What you will do:
Your task is to give the data again, exactly, with every line intact.

START Materials provided

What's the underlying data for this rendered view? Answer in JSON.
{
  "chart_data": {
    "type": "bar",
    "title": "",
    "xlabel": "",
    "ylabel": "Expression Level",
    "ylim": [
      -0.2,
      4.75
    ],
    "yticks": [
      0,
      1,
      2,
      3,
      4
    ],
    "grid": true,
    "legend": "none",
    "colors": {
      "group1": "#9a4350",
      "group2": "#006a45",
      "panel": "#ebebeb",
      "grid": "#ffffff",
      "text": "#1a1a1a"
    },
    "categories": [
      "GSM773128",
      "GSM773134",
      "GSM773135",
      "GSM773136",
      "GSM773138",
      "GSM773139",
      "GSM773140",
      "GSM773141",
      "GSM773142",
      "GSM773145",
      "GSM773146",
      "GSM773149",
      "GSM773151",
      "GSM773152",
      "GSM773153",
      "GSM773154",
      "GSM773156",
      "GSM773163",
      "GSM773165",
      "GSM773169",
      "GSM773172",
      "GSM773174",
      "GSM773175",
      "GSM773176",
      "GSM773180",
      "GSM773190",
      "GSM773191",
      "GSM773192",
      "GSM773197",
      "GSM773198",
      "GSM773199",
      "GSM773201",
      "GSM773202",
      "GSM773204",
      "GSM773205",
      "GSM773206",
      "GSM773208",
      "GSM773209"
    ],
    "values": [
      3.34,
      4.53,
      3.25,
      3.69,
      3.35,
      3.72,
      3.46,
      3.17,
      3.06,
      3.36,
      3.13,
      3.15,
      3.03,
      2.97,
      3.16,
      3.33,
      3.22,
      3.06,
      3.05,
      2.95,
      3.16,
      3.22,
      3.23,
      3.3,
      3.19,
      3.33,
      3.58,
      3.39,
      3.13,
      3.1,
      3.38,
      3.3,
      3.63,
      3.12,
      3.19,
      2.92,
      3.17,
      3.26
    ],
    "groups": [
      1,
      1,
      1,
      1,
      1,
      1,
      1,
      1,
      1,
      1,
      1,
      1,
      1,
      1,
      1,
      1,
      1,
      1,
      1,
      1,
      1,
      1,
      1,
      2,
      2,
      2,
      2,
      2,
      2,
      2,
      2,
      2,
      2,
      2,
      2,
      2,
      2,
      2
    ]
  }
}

END Materials provided

Answer for this exercise:
What's the underlying data for this rendered view? Answer in JSON.
{
  "chart_data": {
    "type": "bar",
    "title": "",
    "xlabel": "",
    "ylabel": "Expression Level",
    "ylim": [
      -0.2,
      4.75
    ],
    "yticks": [
      0,
      1,
      2,
      3,
      4
    ],
    "grid": true,
    "legend": "none",
    "colors": {
      "group1": "#9a4350",
      "group2": "#006a45",
      "panel": "#ebebeb",
      "grid": "#ffffff",
      "text": "#1a1a1a"
    },
    "categories": [
      "GSM773128",
      "GSM773134",
      "GSM773135",
      "GSM773136",
      "GSM773138",
      "GSM773139",
      "GSM773140",
      "GSM773141",
      "GSM773142",
      "GSM773145",
      "GSM773146",
      "GSM773149",
      "GSM773151",
      "GSM773152",
      "GSM773153",
      "GSM773154",
      "GSM773156",
      "GSM773163",
      "GSM773165",
      "GSM773169",
      "GSM773172",
      "GSM773174",
      "GSM773175",
      "GSM773176",
      "GSM773180",
      "GSM773190",
      "GSM773191",
      "GSM773192",
      "GSM773197",
      "GSM773198",
      "GSM773199",
      "GSM773201",
      "GSM773202",
      "GSM773204",
      "GSM773205",
      "GSM773206",
      "GSM773208",
      "GSM773209"
    ],
    "values": [
      3.34,
      4.53,
      3.25,
      3.69,
      3.35,
      3.72,
      3.46,
      3.17,
      3.06,
      3.36,
      3.13,
      3.15,
      3.03,
      2.97,
      3.16,
      3.33,
      3.22,
      3.06,
      3.05,
      2.95,
      3.16,
      3.22,
      3.23,
      3.3,
      3.19,
      3.33,
      3.58,
      3.39,
      3.13,
      3.1,
      3.38,
      3.3,
      3.63,
      3.12,
      3.19,
      2.92,
      3.17,
      3.26
    ],
    "groups": [
      1,
      1,
      1,
      1,
      1,
      1,
      1,
      1,
      1,
      1,
      1,
      1,
      1,
      1,
      1,
      1,
      1,
      1,
      1,
      1,
      1,
      1,
      1,
      2,
      2,
      2,
      2,
      2,
      2,
      2,
      2,
      2,
      2,
      2,
      2,
      2,
      2,
      2
    ]
  }
}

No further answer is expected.